* _Your instructions_
Will you output the entries below exactly, skipping every image they contain?
+ + +
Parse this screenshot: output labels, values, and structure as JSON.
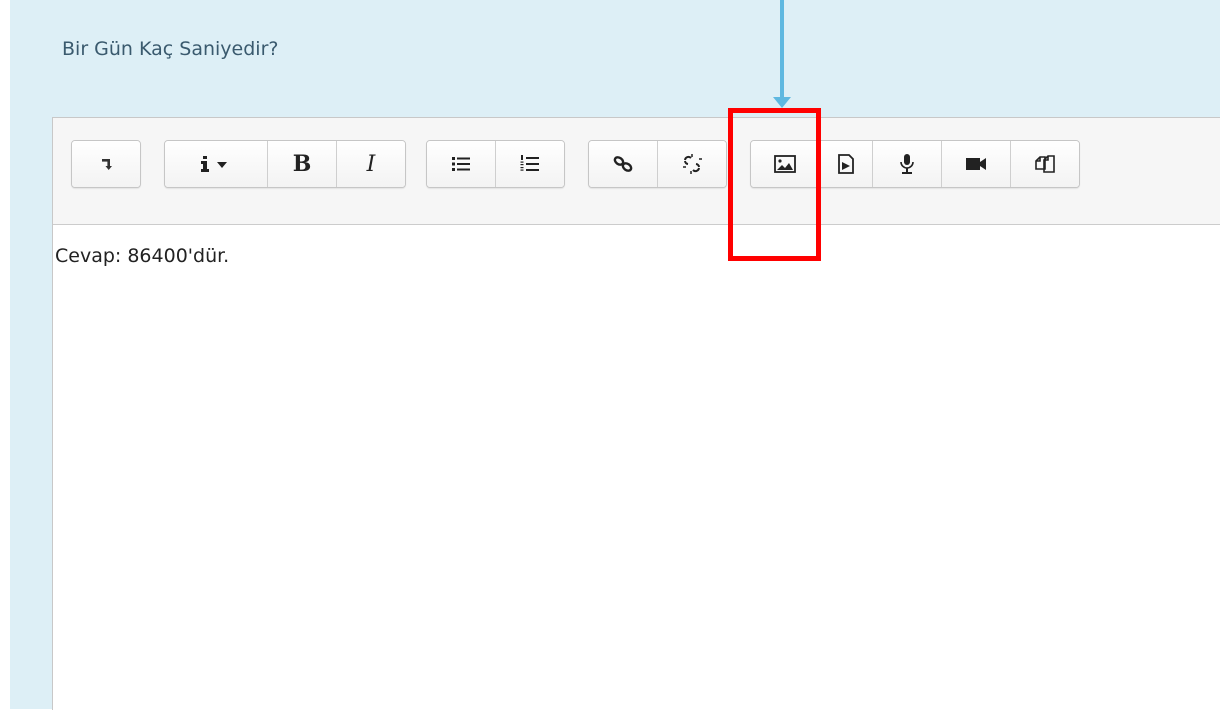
{
  "question": {
    "text": "Bir Gün Kaç Saniyedir?"
  },
  "editor": {
    "content": "Cevap: 86400'dür.",
    "toolbar": {
      "buttons": [
        {
          "name": "show-more-buttons",
          "icon": "toggle-arrow-icon"
        },
        {
          "name": "paragraph-styles",
          "icon": "info-icon"
        },
        {
          "name": "bold",
          "icon": "bold-icon",
          "label": "B"
        },
        {
          "name": "italic",
          "icon": "italic-icon",
          "label": "I"
        },
        {
          "name": "unordered-list",
          "icon": "unordered-list-icon"
        },
        {
          "name": "ordered-list",
          "icon": "ordered-list-icon"
        },
        {
          "name": "link",
          "icon": "link-icon"
        },
        {
          "name": "unlink",
          "icon": "unlink-icon"
        },
        {
          "name": "insert-image",
          "icon": "image-icon"
        },
        {
          "name": "insert-media",
          "icon": "media-file-icon"
        },
        {
          "name": "record-audio",
          "icon": "microphone-icon"
        },
        {
          "name": "record-video",
          "icon": "video-camera-icon"
        },
        {
          "name": "manage-files",
          "icon": "copy-files-icon"
        }
      ]
    }
  },
  "annotation": {
    "highlight_color": "#ff0000",
    "arrow_color": "#5fb8e0"
  },
  "colors": {
    "panel_bg": "#ddeff6",
    "question_text": "#3a5a6e",
    "toolbar_bg": "#f6f6f6"
  }
}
+ + +
* _The output_
Parse this screenshot: output labels, values, and structure as JSON.
{
  "question": {
    "text": "Bir Gün Kaç Saniyedir?"
  },
  "editor": {
    "content": "Cevap: 86400'dür.",
    "toolbar": {
      "buttons": [
        {
          "name": "show-more-buttons",
          "icon": "toggle-arrow-icon"
        },
        {
          "name": "paragraph-styles",
          "icon": "info-icon"
        },
        {
          "name": "bold",
          "icon": "bold-icon",
          "label": "B"
        },
        {
          "name": "italic",
          "icon": "italic-icon",
          "label": "I"
        },
        {
          "name": "unordered-list",
          "icon": "unordered-list-icon"
        },
        {
          "name": "ordered-list",
          "icon": "ordered-list-icon"
        },
        {
          "name": "link",
          "icon": "link-icon"
        },
        {
          "name": "unlink",
          "icon": "unlink-icon"
        },
        {
          "name": "insert-image",
          "icon": "image-icon"
        },
        {
          "name": "insert-media",
          "icon": "media-file-icon"
        },
        {
          "name": "record-audio",
          "icon": "microphone-icon"
        },
        {
          "name": "record-video",
          "icon": "video-camera-icon"
        },
        {
          "name": "manage-files",
          "icon": "copy-files-icon"
        }
      ]
    }
  },
  "annotation": {
    "highlight_color": "#ff0000",
    "arrow_color": "#5fb8e0"
  },
  "colors": {
    "panel_bg": "#ddeff6",
    "question_text": "#3a5a6e",
    "toolbar_bg": "#f6f6f6"
  }
}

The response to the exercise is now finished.